-------- STORED DATA
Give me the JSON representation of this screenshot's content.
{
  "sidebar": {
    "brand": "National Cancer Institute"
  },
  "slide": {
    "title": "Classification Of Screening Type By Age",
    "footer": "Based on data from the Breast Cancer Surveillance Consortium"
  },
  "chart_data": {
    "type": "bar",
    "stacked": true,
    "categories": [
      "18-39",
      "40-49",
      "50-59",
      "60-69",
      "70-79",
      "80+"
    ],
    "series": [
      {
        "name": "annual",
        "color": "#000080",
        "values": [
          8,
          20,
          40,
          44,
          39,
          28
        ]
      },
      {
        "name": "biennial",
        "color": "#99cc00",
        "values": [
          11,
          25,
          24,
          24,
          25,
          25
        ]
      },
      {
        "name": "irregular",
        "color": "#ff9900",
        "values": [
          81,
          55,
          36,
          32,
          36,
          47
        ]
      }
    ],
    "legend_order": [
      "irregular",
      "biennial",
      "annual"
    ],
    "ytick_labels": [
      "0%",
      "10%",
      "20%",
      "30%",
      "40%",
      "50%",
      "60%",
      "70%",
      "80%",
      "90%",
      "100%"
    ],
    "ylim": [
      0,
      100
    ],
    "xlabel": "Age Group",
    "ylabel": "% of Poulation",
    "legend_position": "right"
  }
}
----------------
**GIVEN REQUEST:** Copy out every entry again, exactly as it was given.

**PROBLEM SOLUTION:**
Give me the JSON representation of this screenshot's content.
{
  "sidebar": {
    "brand": "National Cancer Institute"
  },
  "slide": {
    "title": "Classification Of Screening Type By Age",
    "footer": "Based on data from the Breast Cancer Surveillance Consortium"
  },
  "chart_data": {
    "type": "bar",
    "stacked": true,
    "categories": [
      "18-39",
      "40-49",
      "50-59",
      "60-69",
      "70-79",
      "80+"
    ],
    "series": [
      {
        "name": "annual",
        "color": "#000080",
        "values": [
          8,
          20,
          40,
          44,
          39,
          28
        ]
      },
      {
        "name": "biennial",
        "color": "#99cc00",
        "values": [
          11,
          25,
          24,
          24,
          25,
          25
        ]
      },
      {
        "name": "irregular",
        "color": "#ff9900",
        "values": [
          81,
          55,
          36,
          32,
          36,
          47
        ]
      }
    ],
    "legend_order": [
      "irregular",
      "biennial",
      "annual"
    ],
    "ytick_labels": [
      "0%",
      "10%",
      "20%",
      "30%",
      "40%",
      "50%",
      "60%",
      "70%",
      "80%",
      "90%",
      "100%"
    ],
    "ylim": [
      0,
      100
    ],
    "xlabel": "Age Group",
    "ylabel": "% of Poulation",
    "legend_position": "right"
  }
}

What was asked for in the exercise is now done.